_Written task_: Scan the data below. Pull out each line where "的分布列为" occurs.

-- Records to use start --

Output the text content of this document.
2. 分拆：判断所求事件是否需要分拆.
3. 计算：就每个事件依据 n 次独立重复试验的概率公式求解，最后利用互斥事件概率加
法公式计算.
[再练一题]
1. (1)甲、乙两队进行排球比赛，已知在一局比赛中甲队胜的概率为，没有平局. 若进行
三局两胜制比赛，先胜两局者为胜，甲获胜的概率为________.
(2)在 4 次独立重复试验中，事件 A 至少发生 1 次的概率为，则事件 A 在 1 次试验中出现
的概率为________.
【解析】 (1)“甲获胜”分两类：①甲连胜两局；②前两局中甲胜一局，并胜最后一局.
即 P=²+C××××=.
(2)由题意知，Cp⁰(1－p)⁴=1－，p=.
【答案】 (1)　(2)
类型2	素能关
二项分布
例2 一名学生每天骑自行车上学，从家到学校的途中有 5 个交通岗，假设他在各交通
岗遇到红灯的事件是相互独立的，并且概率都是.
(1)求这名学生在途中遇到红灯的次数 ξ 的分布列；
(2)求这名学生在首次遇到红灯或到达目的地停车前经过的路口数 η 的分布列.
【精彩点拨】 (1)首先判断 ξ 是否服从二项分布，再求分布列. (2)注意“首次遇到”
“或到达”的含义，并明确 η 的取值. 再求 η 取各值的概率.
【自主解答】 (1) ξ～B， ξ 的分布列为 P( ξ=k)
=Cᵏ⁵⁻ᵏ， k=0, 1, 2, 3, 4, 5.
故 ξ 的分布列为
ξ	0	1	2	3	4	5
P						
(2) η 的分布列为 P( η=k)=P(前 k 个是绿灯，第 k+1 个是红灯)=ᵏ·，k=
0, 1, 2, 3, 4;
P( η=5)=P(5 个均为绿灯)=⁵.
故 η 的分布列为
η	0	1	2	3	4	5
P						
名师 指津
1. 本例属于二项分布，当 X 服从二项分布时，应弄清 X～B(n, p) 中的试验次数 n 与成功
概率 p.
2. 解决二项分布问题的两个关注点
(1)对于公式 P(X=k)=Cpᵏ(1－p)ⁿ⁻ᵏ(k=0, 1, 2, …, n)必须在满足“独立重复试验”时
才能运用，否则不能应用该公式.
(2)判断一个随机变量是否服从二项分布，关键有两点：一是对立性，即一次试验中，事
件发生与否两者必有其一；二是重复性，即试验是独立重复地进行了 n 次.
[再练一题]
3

-- Records to use end --

_Solution to this task_:
【自主解答】 (1) ξ～B， ξ 的分布列为 P( ξ=k)
故 ξ 的分布列为
(2) η 的分布列为 P( η=k)=P(前 k 个是绿灯，第 k+1 个是红灯)=ᵏ·，k=
故 η 的分布列为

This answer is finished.